▸ **WORK REQUIRED**
Answer with one number: the count of lines in this material that hold the word "Свердловской".
□ □ □
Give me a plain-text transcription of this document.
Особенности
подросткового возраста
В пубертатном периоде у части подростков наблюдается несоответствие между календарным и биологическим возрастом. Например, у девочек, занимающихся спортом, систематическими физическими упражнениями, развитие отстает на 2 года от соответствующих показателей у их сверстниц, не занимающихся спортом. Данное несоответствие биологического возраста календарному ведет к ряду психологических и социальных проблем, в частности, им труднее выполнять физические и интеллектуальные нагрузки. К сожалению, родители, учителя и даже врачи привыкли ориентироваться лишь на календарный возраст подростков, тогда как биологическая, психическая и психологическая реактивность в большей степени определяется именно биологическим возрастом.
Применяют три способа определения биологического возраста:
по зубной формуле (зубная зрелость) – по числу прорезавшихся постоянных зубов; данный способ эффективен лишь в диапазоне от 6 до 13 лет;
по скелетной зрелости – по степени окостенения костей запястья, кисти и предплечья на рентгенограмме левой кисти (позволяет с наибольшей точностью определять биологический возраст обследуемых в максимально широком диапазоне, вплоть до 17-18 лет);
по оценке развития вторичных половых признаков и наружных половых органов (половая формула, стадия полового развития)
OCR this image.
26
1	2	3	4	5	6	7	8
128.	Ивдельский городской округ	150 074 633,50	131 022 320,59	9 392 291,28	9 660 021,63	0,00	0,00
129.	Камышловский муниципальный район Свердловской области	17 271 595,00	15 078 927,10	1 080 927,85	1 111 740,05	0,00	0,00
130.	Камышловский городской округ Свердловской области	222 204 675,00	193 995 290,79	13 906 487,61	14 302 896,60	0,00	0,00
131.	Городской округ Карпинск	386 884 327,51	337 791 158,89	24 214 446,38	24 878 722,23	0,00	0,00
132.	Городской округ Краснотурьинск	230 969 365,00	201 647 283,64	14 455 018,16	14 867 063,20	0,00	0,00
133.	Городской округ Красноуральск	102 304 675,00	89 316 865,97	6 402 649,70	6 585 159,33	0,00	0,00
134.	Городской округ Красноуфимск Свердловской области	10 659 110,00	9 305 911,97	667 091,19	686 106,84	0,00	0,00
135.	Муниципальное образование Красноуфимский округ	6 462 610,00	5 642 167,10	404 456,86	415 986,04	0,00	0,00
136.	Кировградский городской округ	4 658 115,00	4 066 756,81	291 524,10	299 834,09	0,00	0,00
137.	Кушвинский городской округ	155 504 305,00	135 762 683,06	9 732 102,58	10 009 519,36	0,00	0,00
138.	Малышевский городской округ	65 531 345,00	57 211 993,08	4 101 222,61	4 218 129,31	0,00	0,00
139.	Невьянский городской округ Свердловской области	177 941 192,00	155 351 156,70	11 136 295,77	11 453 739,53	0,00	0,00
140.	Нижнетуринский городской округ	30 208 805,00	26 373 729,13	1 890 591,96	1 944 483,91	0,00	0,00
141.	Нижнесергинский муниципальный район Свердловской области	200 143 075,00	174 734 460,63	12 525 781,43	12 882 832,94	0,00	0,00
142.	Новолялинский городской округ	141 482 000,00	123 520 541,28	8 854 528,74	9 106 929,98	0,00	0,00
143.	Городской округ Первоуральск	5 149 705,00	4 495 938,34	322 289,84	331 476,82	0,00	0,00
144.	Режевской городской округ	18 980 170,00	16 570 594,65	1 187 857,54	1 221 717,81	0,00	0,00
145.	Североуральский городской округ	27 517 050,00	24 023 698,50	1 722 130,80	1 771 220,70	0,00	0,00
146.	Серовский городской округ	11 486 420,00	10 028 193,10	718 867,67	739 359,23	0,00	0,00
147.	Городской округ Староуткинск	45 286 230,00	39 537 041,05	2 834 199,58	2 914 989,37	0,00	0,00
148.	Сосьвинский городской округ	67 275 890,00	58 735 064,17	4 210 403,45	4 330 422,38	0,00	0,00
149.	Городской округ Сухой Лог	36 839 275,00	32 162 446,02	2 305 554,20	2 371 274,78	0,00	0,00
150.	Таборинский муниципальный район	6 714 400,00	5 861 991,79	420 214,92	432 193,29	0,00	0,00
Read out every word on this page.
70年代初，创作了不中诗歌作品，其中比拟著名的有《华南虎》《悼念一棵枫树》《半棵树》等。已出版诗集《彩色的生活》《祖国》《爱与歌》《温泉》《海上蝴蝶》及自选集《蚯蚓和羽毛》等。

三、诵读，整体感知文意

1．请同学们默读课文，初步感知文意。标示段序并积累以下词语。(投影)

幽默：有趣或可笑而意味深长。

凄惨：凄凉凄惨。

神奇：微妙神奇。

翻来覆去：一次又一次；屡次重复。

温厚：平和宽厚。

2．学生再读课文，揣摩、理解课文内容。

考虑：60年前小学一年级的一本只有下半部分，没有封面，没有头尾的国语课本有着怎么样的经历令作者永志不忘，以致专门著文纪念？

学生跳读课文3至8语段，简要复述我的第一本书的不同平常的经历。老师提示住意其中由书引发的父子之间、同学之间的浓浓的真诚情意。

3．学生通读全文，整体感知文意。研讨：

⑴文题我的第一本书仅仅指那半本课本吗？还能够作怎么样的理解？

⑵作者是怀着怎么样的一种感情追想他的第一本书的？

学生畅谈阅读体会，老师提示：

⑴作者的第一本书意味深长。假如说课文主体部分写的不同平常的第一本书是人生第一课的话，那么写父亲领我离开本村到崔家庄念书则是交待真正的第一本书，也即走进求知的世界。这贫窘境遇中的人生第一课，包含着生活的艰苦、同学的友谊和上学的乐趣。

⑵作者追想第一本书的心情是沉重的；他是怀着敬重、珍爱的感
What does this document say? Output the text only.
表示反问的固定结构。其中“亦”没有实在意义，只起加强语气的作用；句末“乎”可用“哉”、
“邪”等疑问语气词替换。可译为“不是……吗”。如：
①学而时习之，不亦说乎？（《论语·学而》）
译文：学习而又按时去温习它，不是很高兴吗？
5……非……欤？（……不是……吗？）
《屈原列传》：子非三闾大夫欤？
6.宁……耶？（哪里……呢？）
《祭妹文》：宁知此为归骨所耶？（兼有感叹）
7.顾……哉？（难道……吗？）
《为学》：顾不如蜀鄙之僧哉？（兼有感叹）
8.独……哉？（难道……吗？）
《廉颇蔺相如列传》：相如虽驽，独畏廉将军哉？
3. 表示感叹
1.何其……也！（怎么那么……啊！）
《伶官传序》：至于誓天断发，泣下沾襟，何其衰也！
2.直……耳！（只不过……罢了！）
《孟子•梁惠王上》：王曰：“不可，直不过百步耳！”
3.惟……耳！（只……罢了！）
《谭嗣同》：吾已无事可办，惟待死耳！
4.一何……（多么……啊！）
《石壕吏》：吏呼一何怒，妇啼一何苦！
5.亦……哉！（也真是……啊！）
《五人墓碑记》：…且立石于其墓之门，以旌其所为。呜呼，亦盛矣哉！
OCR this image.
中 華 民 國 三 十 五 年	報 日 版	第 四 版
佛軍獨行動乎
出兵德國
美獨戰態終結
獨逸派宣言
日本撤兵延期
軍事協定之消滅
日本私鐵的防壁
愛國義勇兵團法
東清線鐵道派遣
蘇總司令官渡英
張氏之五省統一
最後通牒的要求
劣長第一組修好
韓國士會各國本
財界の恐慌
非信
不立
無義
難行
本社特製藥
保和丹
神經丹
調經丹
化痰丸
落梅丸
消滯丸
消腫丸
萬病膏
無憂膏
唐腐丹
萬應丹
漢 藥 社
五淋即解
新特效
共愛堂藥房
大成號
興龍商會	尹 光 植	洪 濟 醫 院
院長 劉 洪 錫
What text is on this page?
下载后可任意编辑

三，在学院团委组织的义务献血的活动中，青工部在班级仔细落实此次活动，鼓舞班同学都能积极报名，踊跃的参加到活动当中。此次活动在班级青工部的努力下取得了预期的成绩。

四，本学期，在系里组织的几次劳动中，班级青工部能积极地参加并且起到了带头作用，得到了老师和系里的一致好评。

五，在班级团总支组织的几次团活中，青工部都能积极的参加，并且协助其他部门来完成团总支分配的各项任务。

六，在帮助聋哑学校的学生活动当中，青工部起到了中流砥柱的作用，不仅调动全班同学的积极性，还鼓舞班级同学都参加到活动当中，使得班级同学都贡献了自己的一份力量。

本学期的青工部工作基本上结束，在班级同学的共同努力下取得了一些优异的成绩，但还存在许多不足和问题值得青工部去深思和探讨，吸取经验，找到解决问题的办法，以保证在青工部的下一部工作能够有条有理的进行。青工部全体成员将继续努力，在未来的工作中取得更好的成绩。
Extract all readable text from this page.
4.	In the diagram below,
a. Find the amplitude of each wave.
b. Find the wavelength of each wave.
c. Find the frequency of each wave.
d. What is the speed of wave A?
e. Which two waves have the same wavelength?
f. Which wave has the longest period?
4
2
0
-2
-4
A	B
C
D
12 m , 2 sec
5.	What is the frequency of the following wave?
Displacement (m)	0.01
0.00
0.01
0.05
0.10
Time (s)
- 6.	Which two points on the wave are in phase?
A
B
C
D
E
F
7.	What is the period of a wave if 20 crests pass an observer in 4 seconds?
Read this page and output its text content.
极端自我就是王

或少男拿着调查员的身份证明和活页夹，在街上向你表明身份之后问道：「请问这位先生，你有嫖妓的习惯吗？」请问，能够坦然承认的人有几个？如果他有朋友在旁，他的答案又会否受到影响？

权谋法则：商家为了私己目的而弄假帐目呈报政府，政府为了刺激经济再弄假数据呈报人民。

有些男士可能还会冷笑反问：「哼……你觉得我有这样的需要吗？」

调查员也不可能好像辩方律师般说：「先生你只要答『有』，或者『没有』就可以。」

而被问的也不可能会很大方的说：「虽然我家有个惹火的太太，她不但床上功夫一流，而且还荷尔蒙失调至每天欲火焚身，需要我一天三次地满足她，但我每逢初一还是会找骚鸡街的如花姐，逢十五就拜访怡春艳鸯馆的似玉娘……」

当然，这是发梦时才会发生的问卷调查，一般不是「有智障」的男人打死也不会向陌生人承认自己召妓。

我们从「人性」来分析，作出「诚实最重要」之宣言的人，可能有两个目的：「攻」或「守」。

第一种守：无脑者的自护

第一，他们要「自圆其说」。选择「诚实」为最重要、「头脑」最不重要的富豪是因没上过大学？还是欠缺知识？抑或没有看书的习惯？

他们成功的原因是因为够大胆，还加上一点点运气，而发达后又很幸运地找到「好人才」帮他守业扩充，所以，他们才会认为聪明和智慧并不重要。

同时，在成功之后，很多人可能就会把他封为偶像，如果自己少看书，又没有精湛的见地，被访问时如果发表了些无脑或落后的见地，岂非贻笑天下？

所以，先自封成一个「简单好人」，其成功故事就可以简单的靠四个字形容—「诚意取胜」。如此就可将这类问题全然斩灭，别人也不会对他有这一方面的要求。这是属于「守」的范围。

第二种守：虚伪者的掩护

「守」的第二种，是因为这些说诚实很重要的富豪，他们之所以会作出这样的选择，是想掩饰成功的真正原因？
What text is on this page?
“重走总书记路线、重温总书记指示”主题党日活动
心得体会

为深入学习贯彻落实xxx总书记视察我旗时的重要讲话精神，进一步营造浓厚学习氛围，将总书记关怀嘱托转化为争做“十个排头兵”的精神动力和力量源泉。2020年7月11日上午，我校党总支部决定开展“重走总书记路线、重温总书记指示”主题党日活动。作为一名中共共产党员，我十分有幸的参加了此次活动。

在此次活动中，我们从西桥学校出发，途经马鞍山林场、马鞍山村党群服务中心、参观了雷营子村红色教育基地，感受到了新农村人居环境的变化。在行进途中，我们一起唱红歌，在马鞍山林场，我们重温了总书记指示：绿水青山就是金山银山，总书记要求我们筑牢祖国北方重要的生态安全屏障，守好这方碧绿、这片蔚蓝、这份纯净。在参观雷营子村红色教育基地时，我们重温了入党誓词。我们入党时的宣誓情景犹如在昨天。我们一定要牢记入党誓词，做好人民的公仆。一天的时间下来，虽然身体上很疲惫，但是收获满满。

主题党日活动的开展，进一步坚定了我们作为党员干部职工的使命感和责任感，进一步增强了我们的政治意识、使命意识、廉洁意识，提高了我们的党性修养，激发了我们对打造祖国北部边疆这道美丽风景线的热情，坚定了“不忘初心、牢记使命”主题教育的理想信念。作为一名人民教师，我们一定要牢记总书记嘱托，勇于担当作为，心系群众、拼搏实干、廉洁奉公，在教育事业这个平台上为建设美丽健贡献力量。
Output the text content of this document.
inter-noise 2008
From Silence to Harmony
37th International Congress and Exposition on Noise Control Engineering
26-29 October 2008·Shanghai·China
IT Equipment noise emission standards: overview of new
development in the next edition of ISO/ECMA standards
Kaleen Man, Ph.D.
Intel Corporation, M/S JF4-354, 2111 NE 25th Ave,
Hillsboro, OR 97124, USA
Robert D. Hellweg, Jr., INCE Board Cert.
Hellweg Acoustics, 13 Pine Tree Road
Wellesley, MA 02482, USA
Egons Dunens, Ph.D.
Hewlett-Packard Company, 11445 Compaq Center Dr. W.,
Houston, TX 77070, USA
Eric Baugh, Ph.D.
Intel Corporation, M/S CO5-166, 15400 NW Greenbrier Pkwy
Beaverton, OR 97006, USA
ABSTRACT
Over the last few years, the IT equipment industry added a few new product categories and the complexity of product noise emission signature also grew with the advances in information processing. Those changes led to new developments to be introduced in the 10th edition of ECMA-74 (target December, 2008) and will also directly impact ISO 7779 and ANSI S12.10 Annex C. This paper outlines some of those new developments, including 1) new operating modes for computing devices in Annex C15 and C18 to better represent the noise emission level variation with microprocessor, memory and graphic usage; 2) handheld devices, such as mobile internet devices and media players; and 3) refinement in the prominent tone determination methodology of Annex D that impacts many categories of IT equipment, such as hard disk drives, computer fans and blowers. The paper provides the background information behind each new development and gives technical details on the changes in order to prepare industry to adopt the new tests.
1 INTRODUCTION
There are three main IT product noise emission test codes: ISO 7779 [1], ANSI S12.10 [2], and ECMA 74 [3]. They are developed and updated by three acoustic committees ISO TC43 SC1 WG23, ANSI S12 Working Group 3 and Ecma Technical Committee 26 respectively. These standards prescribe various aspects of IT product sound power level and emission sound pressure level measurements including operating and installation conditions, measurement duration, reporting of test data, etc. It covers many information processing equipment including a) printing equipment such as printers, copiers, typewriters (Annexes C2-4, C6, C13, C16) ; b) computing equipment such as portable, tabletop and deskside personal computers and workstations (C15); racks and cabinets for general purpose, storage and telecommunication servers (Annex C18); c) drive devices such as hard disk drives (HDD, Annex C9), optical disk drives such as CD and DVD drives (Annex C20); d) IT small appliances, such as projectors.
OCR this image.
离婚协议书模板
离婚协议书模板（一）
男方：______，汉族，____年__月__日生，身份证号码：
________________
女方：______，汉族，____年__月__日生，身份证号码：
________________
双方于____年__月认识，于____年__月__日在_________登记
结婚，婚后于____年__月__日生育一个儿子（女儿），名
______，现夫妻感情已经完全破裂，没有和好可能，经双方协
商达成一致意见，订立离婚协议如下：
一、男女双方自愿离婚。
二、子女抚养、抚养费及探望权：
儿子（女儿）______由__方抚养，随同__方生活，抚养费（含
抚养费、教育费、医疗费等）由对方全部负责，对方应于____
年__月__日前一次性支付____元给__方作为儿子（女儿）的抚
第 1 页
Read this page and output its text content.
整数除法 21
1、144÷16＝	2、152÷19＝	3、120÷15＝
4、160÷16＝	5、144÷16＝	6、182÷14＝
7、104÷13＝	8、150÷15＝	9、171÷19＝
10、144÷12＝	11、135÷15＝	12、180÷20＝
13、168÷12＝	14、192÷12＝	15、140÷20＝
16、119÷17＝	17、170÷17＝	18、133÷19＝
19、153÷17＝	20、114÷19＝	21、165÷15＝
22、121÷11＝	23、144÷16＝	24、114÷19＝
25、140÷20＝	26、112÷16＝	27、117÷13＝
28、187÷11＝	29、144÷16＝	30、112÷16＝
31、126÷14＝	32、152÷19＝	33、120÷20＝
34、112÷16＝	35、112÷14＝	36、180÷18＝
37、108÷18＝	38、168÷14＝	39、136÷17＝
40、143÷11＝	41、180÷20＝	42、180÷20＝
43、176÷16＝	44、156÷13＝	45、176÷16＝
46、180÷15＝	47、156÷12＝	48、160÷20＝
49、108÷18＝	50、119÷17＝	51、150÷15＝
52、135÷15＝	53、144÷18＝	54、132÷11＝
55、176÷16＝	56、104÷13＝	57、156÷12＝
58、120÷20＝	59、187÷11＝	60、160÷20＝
□ □ □
▸ **EXERCISE RESPONSE**
5